[Figure record listings]:
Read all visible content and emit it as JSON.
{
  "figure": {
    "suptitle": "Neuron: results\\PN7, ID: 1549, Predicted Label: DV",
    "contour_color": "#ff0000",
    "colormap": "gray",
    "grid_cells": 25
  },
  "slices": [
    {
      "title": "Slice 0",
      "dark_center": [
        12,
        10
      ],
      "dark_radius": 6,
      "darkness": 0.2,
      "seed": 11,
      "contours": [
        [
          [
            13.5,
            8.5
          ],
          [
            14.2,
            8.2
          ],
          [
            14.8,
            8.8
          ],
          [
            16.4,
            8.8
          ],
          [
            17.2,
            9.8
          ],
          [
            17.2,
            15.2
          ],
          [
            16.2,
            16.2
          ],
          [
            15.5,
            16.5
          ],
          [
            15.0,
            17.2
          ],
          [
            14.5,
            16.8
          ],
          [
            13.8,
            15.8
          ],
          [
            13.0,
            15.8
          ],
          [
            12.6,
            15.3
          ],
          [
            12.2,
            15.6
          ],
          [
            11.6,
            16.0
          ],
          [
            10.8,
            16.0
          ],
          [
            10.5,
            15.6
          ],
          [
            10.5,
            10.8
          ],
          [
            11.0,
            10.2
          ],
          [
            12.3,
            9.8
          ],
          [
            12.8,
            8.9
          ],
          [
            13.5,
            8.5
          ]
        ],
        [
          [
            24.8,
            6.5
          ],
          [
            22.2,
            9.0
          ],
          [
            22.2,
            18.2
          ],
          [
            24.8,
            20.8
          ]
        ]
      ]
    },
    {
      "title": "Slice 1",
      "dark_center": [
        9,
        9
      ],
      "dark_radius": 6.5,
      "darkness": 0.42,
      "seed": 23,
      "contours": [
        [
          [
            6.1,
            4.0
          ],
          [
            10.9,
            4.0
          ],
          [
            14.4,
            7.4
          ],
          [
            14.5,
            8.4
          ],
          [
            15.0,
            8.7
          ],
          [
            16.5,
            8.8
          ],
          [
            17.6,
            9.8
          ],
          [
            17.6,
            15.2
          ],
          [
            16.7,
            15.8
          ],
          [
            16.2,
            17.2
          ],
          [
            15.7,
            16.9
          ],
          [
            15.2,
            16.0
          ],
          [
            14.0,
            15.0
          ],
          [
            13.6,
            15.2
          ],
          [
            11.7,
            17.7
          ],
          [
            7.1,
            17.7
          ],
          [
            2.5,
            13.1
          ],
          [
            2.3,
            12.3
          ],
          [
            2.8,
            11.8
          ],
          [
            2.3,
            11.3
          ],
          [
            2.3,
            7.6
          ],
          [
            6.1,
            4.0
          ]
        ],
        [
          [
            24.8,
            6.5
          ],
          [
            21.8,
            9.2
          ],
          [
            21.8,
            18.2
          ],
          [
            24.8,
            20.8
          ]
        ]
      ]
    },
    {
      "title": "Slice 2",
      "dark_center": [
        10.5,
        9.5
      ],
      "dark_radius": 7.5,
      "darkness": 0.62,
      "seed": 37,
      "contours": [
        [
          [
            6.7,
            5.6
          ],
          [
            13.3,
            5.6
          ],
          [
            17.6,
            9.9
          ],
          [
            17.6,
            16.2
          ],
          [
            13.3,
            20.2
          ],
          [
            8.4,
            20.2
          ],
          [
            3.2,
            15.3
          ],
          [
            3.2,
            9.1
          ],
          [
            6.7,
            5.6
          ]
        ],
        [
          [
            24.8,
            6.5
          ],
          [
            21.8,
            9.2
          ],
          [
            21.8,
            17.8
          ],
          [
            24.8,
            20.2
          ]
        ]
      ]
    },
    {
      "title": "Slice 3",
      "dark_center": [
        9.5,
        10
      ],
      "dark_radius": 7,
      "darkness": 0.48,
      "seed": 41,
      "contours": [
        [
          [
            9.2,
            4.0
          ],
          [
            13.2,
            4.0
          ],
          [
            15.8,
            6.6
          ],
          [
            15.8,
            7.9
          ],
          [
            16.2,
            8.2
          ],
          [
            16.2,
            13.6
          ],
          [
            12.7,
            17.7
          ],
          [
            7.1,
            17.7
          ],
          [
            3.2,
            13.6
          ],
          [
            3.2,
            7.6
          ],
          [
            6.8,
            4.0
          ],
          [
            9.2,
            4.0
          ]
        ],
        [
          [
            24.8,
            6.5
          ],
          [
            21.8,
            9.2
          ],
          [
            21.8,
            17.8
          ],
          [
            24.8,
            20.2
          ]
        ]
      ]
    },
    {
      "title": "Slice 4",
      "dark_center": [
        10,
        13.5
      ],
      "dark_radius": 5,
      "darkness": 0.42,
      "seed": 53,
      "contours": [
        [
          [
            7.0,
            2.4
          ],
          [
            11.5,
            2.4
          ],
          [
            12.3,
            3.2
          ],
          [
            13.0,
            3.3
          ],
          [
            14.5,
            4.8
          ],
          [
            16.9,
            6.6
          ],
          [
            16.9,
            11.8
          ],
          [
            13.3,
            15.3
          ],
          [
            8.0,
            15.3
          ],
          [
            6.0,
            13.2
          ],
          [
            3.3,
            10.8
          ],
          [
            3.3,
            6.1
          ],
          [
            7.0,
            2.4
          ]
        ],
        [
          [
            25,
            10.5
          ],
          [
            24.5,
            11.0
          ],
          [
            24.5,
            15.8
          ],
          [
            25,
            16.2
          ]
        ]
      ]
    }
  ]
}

[TASK TO COMPLETE]:
Repeat the material above in full, quoting it exactly.

[TASK RESULT]:
Read all visible content and emit it as JSON.
{
  "figure": {
    "suptitle": "Neuron: results\\PN7, ID: 1549, Predicted Label: DV",
    "contour_color": "#ff0000",
    "colormap": "gray",
    "grid_cells": 25
  },
  "slices": [
    {
      "title": "Slice 0",
      "dark_center": [
        12,
        10
      ],
      "dark_radius": 6,
      "darkness": 0.2,
      "seed": 11,
      "contours": [
        [
          [
            13.5,
            8.5
          ],
          [
            14.2,
            8.2
          ],
          [
            14.8,
            8.8
          ],
          [
            16.4,
            8.8
          ],
          [
            17.2,
            9.8
          ],
          [
            17.2,
            15.2
          ],
          [
            16.2,
            16.2
          ],
          [
            15.5,
            16.5
          ],
          [
            15.0,
            17.2
          ],
          [
            14.5,
            16.8
          ],
          [
            13.8,
            15.8
          ],
          [
            13.0,
            15.8
          ],
          [
            12.6,
            15.3
          ],
          [
            12.2,
            15.6
          ],
          [
            11.6,
            16.0
          ],
          [
            10.8,
            16.0
          ],
          [
            10.5,
            15.6
          ],
          [
            10.5,
            10.8
          ],
          [
            11.0,
            10.2
          ],
          [
            12.3,
            9.8
          ],
          [
            12.8,
            8.9
          ],
          [
            13.5,
            8.5
          ]
        ],
        [
          [
            24.8,
            6.5
          ],
          [
            22.2,
            9.0
          ],
          [
            22.2,
            18.2
          ],
          [
            24.8,
            20.8
          ]
        ]
      ]
    },
    {
      "title": "Slice 1",
      "dark_center": [
        9,
        9
      ],
      "dark_radius": 6.5,
      "darkness": 0.42,
      "seed": 23,
      "contours": [
        [
          [
            6.1,
            4.0
          ],
          [
            10.9,
            4.0
          ],
          [
            14.4,
            7.4
          ],
          [
            14.5,
            8.4
          ],
          [
            15.0,
            8.7
          ],
          [
            16.5,
            8.8
          ],
          [
            17.6,
            9.8
          ],
          [
            17.6,
            15.2
          ],
          [
            16.7,
            15.8
          ],
          [
            16.2,
            17.2
          ],
          [
            15.7,
            16.9
          ],
          [
            15.2,
            16.0
          ],
          [
            14.0,
            15.0
          ],
          [
            13.6,
            15.2
          ],
          [
            11.7,
            17.7
          ],
          [
            7.1,
            17.7
          ],
          [
            2.5,
            13.1
          ],
          [
            2.3,
            12.3
          ],
          [
            2.8,
            11.8
          ],
          [
            2.3,
            11.3
          ],
          [
            2.3,
            7.6
          ],
          [
            6.1,
            4.0
          ]
        ],
        [
          [
            24.8,
            6.5
          ],
          [
            21.8,
            9.2
          ],
          [
            21.8,
            18.2
          ],
          [
            24.8,
            20.8
          ]
        ]
      ]
    },
    {
      "title": "Slice 2",
      "dark_center": [
        10.5,
        9.5
      ],
      "dark_radius": 7.5,
      "darkness": 0.62,
      "seed": 37,
      "contours": [
        [
          [
            6.7,
            5.6
          ],
          [
            13.3,
            5.6
          ],
          [
            17.6,
            9.9
          ],
          [
            17.6,
            16.2
          ],
          [
            13.3,
            20.2
          ],
          [
            8.4,
            20.2
          ],
          [
            3.2,
            15.3
          ],
          [
            3.2,
            9.1
          ],
          [
            6.7,
            5.6
          ]
        ],
        [
          [
            24.8,
            6.5
          ],
          [
            21.8,
            9.2
          ],
          [
            21.8,
            17.8
          ],
          [
            24.8,
            20.2
          ]
        ]
      ]
    },
    {
      "title": "Slice 3",
      "dark_center": [
        9.5,
        10
      ],
      "dark_radius": 7,
      "darkness": 0.48,
      "seed": 41,
      "contours": [
        [
          [
            9.2,
            4.0
          ],
          [
            13.2,
            4.0
          ],
          [
            15.8,
            6.6
          ],
          [
            15.8,
            7.9
          ],
          [
            16.2,
            8.2
          ],
          [
            16.2,
            13.6
          ],
          [
            12.7,
            17.7
          ],
          [
            7.1,
            17.7
          ],
          [
            3.2,
            13.6
          ],
          [
            3.2,
            7.6
          ],
          [
            6.8,
            4.0
          ],
          [
            9.2,
            4.0
          ]
        ],
        [
          [
            24.8,
            6.5
          ],
          [
            21.8,
            9.2
          ],
          [
            21.8,
            17.8
          ],
          [
            24.8,
            20.2
          ]
        ]
      ]
    },
    {
      "title": "Slice 4",
      "dark_center": [
        10,
        13.5
      ],
      "dark_radius": 5,
      "darkness": 0.42,
      "seed": 53,
      "contours": [
        [
          [
            7.0,
            2.4
          ],
          [
            11.5,
            2.4
          ],
          [
            12.3,
            3.2
          ],
          [
            13.0,
            3.3
          ],
          [
            14.5,
            4.8
          ],
          [
            16.9,
            6.6
          ],
          [
            16.9,
            11.8
          ],
          [
            13.3,
            15.3
          ],
          [
            8.0,
            15.3
          ],
          [
            6.0,
            13.2
          ],
          [
            3.3,
            10.8
          ],
          [
            3.3,
            6.1
          ],
          [
            7.0,
            2.4
          ]
        ],
        [
          [
            25,
            10.5
          ],
          [
            24.5,
            11.0
          ],
          [
            24.5,
            15.8
          ],
          [
            25,
            16.2
          ]
        ]
      ]
    }
  ]
}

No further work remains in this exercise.